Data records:
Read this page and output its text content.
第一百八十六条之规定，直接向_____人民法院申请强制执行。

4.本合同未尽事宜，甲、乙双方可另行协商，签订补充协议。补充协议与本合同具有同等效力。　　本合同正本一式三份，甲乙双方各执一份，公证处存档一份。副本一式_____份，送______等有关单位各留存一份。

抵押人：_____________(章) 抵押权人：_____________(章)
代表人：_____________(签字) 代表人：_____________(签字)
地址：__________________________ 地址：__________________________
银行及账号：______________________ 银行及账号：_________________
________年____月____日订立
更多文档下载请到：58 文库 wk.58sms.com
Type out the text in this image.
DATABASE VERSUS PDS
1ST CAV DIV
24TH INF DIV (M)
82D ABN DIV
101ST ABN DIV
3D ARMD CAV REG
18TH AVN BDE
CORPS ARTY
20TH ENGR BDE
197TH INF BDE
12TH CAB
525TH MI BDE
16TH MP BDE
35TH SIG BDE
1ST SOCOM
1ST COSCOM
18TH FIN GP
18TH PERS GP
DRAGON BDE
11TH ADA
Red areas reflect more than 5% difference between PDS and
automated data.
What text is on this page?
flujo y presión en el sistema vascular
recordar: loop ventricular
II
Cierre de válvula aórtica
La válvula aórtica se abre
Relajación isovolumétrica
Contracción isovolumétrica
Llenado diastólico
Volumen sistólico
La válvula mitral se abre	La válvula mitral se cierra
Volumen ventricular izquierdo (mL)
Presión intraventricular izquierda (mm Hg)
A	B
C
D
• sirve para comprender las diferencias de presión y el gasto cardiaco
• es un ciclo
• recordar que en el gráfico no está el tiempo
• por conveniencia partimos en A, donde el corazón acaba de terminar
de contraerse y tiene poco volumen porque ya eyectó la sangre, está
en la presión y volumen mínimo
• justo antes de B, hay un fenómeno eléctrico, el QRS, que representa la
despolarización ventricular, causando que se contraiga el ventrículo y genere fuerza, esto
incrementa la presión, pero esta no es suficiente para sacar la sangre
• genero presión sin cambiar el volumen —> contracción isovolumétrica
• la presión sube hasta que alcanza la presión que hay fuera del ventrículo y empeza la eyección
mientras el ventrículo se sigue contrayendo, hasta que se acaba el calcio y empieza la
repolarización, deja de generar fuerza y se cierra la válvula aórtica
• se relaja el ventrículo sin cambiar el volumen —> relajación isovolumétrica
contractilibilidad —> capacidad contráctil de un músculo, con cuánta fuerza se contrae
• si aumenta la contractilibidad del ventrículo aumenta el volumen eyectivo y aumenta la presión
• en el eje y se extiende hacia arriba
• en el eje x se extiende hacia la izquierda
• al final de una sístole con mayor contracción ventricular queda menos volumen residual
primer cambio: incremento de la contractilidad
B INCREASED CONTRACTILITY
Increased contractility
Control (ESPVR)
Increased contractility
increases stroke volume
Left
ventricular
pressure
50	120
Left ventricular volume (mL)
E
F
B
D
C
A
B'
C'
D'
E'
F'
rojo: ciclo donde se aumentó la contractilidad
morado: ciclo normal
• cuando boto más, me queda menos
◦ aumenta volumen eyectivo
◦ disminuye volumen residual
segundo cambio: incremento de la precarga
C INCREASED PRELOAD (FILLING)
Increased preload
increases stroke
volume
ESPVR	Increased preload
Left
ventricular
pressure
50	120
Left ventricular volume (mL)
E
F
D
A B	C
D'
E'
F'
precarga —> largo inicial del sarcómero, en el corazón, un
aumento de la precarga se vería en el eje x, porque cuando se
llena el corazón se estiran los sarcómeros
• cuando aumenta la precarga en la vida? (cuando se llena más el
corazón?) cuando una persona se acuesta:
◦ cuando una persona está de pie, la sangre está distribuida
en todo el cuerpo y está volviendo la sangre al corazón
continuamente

◆ **What to do**
Every line above should be written out again exactly as it stands.

◆ **Correct response**
Read this page and output its text content.
第一百八十六条之规定，直接向_____人民法院申请强制执行。

4.本合同未尽事宜，甲、乙双方可另行协商，签订补充协议。补充协议与本合同具有同等效力。　　本合同正本一式三份，甲乙双方各执一份，公证处存档一份。副本一式_____份，送______等有关单位各留存一份。

抵押人：_____________(章) 抵押权人：_____________(章)
代表人：_____________(签字) 代表人：_____________(签字)
地址：__________________________ 地址：__________________________
银行及账号：______________________ 银行及账号：_________________
________年____月____日订立
更多文档下载请到：58 文库 wk.58sms.com
Type out the text in this image.
DATABASE VERSUS PDS
1ST CAV DIV
24TH INF DIV (M)
82D ABN DIV
101ST ABN DIV
3D ARMD CAV REG
18TH AVN BDE
CORPS ARTY
20TH ENGR BDE
197TH INF BDE
12TH CAB
525TH MI BDE
16TH MP BDE
35TH SIG BDE
1ST SOCOM
1ST COSCOM
18TH FIN GP
18TH PERS GP
DRAGON BDE
11TH ADA
Red areas reflect more than 5% difference between PDS and
automated data.
What text is on this page?
flujo y presión en el sistema vascular
recordar: loop ventricular
II
Cierre de válvula aórtica
La válvula aórtica se abre
Relajación isovolumétrica
Contracción isovolumétrica
Llenado diastólico
Volumen sistólico
La válvula mitral se abre	La válvula mitral se cierra
Volumen ventricular izquierdo (mL)
Presión intraventricular izquierda (mm Hg)
A	B
C
D
• sirve para comprender las diferencias de presión y el gasto cardiaco
• es un ciclo
• recordar que en el gráfico no está el tiempo
• por conveniencia partimos en A, donde el corazón acaba de terminar
de contraerse y tiene poco volumen porque ya eyectó la sangre, está
en la presión y volumen mínimo
• justo antes de B, hay un fenómeno eléctrico, el QRS, que representa la
despolarización ventricular, causando que se contraiga el ventrículo y genere fuerza, esto
incrementa la presión, pero esta no es suficiente para sacar la sangre
• genero presión sin cambiar el volumen —> contracción isovolumétrica
• la presión sube hasta que alcanza la presión que hay fuera del ventrículo y empeza la eyección
mientras el ventrículo se sigue contrayendo, hasta que se acaba el calcio y empieza la
repolarización, deja de generar fuerza y se cierra la válvula aórtica
• se relaja el ventrículo sin cambiar el volumen —> relajación isovolumétrica
contractilibilidad —> capacidad contráctil de un músculo, con cuánta fuerza se contrae
• si aumenta la contractilibidad del ventrículo aumenta el volumen eyectivo y aumenta la presión
• en el eje y se extiende hacia arriba
• en el eje x se extiende hacia la izquierda
• al final de una sístole con mayor contracción ventricular queda menos volumen residual
primer cambio: incremento de la contractilidad
B INCREASED CONTRACTILITY
Increased contractility
Control (ESPVR)
Increased contractility
increases stroke volume
Left
ventricular
pressure
50	120
Left ventricular volume (mL)
E
F
B
D
C
A
B'
C'
D'
E'
F'
rojo: ciclo donde se aumentó la contractilidad
morado: ciclo normal
• cuando boto más, me queda menos
◦ aumenta volumen eyectivo
◦ disminuye volumen residual
segundo cambio: incremento de la precarga
C INCREASED PRELOAD (FILLING)
Increased preload
increases stroke
volume
ESPVR	Increased preload
Left
ventricular
pressure
50	120
Left ventricular volume (mL)
E
F
D
A B	C
D'
E'
F'
precarga —> largo inicial del sarcómero, en el corazón, un
aumento de la precarga se vería en el eje x, porque cuando se
llena el corazón se estiran los sarcómeros
• cuando aumenta la precarga en la vida? (cuando se llena más el
corazón?) cuando una persona se acuesta:
◦ cuando una persona está de pie, la sangre está distribuida
en todo el cuerpo y está volviendo la sangre al corazón
continuamente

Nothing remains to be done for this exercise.